===== POTONGAN TEKS

Edisi lengkap #1432 H |
Bahagianya menjadi seorang perempuan, yang kelak akan menjadi seoran ibu. Aamiin. Tapi sebelum menjadi ibu, saya mau bercerita tentang beliau. Yang dulu sudah sempat saya bikinkan tiga potong tulisan. Tentang kekuatan, kesabaran, dan kesetiaan. Seseorang yang sangat berharga dalam hidup saya.
Ibu, saya memanggil beliau dengan
tiga huruf sakti yang bisa meluluhkan benteng pelupuk mata. Tidak ada yang bisa
saya ungkapkan selain bersyukur bahwa Allah memilihkan ibu yang luar biasa dalam
kehidupan saya. Sosok tak tergantikan itu sekarang sedang di rumah, sendiri. Saya
anaknya juga lagi sendiri nih di kantor. Hehe. Berharap tahun depan ada kejutan
dari Allah, saya bisa bersama ibu, menemani beliau tidak hanya di hari-hari
libur saya. Tapi benar-benar bisa hadir saat pagi, siang, sore, dan malam. Sedang
ikhtiar untuk menuju ke sana. Menanti petunjukNya.
Beberapa waktu yang lalu saya
sempat menulis atau lebih tepatnya ngetwit tentang ‘intipan’ saya pada catatan
ibu, ternyata ada catatan liqo. Tentang hadist arbain ke 5. Ya Allah, rasanya sangat
terharu. Memang beberapa bulan lalu ibu minta dicarikan kelompok ngaji, lalu
saya sampaikanlah ke guru ngaji saya. Dan alhamdulillah ibu mendapat kelompok
ngaji yang tidak begitu jauh dari rumah. Tadi pagi baru saja saya meng-sms guru
ngaji ibu, menanyakan tentang ibu. Subhanallah, dengan singkat guru ngaji ibu
menjawab namun mampu membuat saya lagi-lagi ingin segera memeluk ibu. Semoga guru
ngaji ibu menjadi salah satu perantara hijrah menuju yang lebih baik lagi. Jazakumullah
khair..

==========

SOAL A:
Tuliskan ulang baris-baris daftar tanpa mengubah apa pun, mulai dari baris yang memuat "title-text: 请假申请单 [361, 13, 476, 34]" dan berhenti setelah baris yang memuat "total-hours-input[interactable]: 3 [205, 187, 244, 205]".
SOAL B:
Sambung tulisan tentang ibu itu, mulai setelah kalimat terakhirnya.
Tulisan tentang ibu ini tidak berhubungan dengan daftar yang menyusul.

===== BAHAN KUTIPAN

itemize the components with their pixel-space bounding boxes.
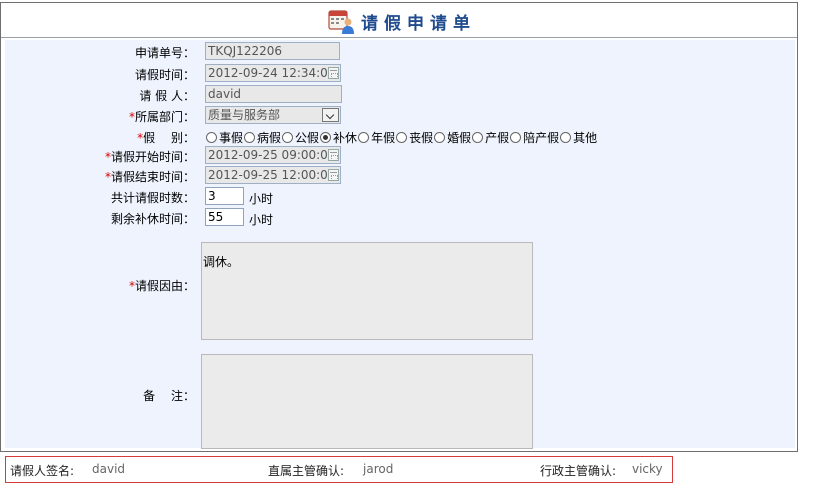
title-text: 请假申请单 [361, 13, 476, 34]
radio-icon[interactable] [358, 132, 370, 143]
remarks-label: 备 注： [143, 389, 195, 403]
radio-option[interactable]: 丧假 [396, 129, 433, 146]
radio-icon[interactable] [510, 132, 522, 143]
radio-icon[interactable] [206, 132, 217, 143]
department-select[interactable]: 质量与服务部 [205, 106, 341, 124]
calendar-icon[interactable] [328, 169, 339, 181]
apply-time-label: 请假时间： [134, 68, 195, 82]
calendar-icon[interactable] [328, 67, 339, 79]
radio-icon[interactable] [434, 132, 446, 143]
radio-icon[interactable] [396, 132, 408, 143]
end-time-field[interactable]: 2012-09-25 12:00:00 [205, 166, 341, 184]
radio-checked-icon[interactable] [320, 132, 332, 143]
radio-option[interactable]: 其他 [560, 129, 597, 146]
department-label: *所属部门： [128, 110, 195, 124]
app-no-label: 申请单号： [134, 46, 195, 60]
supervisor-confirm-value: jarod [363, 462, 394, 476]
total-hours-input[interactable]: 3 [205, 187, 244, 205]
total-hours-label: 共计请假时数： [110, 191, 195, 205]
total-hours-unit: 小时 [249, 192, 274, 206]
leave-type-label: *假 别： [137, 131, 195, 145]
radio-option[interactable]: 事假 [206, 129, 243, 146]
end-time-label: *请假结束时间： [104, 170, 195, 184]
radio-option-selected[interactable]: 补休 [320, 129, 357, 146]
remaining-hours-unit: 小时 [249, 213, 274, 227]
chevron-down-icon[interactable] [322, 108, 339, 122]
app-no-field[interactable]: TKQJ122206 [205, 42, 340, 60]
leave-type-radio-group: 事假 病假 公假 补休 年假 丧假 婚假 产假 陪产假 其他 [206, 129, 598, 146]
reason-label: *请假因由： [128, 279, 195, 293]
radio-icon[interactable] [244, 132, 256, 143]
apply-time-field[interactable]: 2012-09-24 12:34:00 [205, 64, 341, 82]
remaining-hours-label: 剩余补休时间： [110, 212, 195, 226]
radio-icon[interactable] [472, 132, 484, 143]
applicant-signature-value: david [92, 462, 126, 476]
admin-confirm-value: vicky [632, 462, 663, 476]
radio-option[interactable]: 病假 [244, 129, 281, 146]
start-time-field[interactable]: 2012-09-25 09:00:00 [205, 146, 341, 164]
admin-confirm-label: 行政主管确认: [540, 464, 617, 478]
page-title: 请假申请单 [327, 7, 476, 35]
radio-icon[interactable] [560, 132, 572, 143]
radio-option[interactable]: 公假 [282, 129, 319, 146]
reason-textarea[interactable]: 调休。 [201, 242, 533, 340]
applicant-field[interactable]: david [205, 85, 342, 103]
calendar-user-icon [327, 7, 355, 35]
supervisor-confirm-label: 直属主管确认: [268, 464, 345, 478]
title-bar: 请假申请单 [1, 3, 797, 38]
radio-option[interactable]: 产假 [472, 129, 509, 146]
radio-option[interactable]: 陪产假 [510, 129, 559, 146]
signature-row: 请假人签名: david 直属主管确认: jarod 行政主管确认: vicky [5, 456, 673, 483]
remarks-textarea[interactable] [201, 354, 533, 449]
calendar-icon[interactable] [328, 149, 339, 161]
radio-option[interactable]: 婚假 [434, 129, 471, 146]
radio-option[interactable]: 年假 [358, 129, 395, 146]
remaining-hours-input[interactable]: 55 [205, 208, 244, 226]
start-time-label: *请假开始时间： [104, 150, 195, 164]
applicant-signature-label: 请假人签名: [10, 464, 75, 478]
applicant-label: 请 假 人： [139, 89, 195, 103]
radio-icon[interactable] [282, 132, 294, 143]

==========

JAWABAN A:
title-text: 请假申请单 [361, 13, 476, 34]
radio-icon[interactable] [358, 132, 370, 143]
remarks-label: 备 注： [143, 389, 195, 403]
radio-option[interactable]: 丧假 [396, 129, 433, 146]
radio-icon[interactable] [510, 132, 522, 143]
radio-icon[interactable] [206, 132, 217, 143]
department-select[interactable]: 质量与服务部 [205, 106, 341, 124]
calendar-icon[interactable] [328, 169, 339, 181]
apply-time-label: 请假时间： [134, 68, 195, 82]
calendar-icon[interactable] [328, 67, 339, 79]
radio-icon[interactable] [434, 132, 446, 143]
radio-icon[interactable] [396, 132, 408, 143]
end-time-field[interactable]: 2012-09-25 12:00:00 [205, 166, 341, 184]
radio-checked-icon[interactable] [320, 132, 332, 143]
radio-option[interactable]: 其他 [560, 129, 597, 146]
department-label: *所属部门： [128, 110, 195, 124]
app-no-label: 申请单号： [134, 46, 195, 60]
supervisor-confirm-value: jarod [363, 462, 394, 476]
total-hours-input[interactable]: 3 [205, 187, 244, 205]

JAWABAN B:
Mungkin saat ini ibu juga
berharap saya bisa menemani beliau, ada saat beliau membutuhkan. Tapi itulah
hebatnya ibu, beliau tidak pernah memaksa saya untuk tinggal atau bekerja di
tanah kelahiran saya. Mungkin saat ini ibu menginginkan saya bekerja di tempat
lain yang menurut beliau lebih menjanjikan, tapi ibu tidak pernah membatasi
saya untuk berkarya hingga sekarang. Mungkin saat ini ibu ingin melihat putri
satu-satunya tinggal nyaman bersama seseorang yang kemudian menjadi imam dalam
keluarga kami, tapi lagi-lagi ibu tidak pernah tersinggung ataupun marah ketika
satu per satu orang yang diajukan beliau belum ada yang saya sepakati, karena
beliau mulai memahami bahwa bukan orang dengan jabatan tinggi atau harta yang
berlebih yang mampu membawa kami ke surga kelak. Mungkin juga saat ini ibu
berharap saya bisa sekedar mendengar kisah nostalgia beliau dengan bapak saat
masih muda ataupun di hari-hari terakhirnya, tapi ibu tidak pernah memaksa saya
untuk tinggal lebih lama di rumah untuk itu, beliau memilih bahagia melihat
putrinya ini punya banyak aktivitas di kota lain.
Ah ibu, tidak pantas putrimu ini
meminta apa-apa lagi. Allah adakah kejutan lagi untuk kami berdua? Hamba menantinya....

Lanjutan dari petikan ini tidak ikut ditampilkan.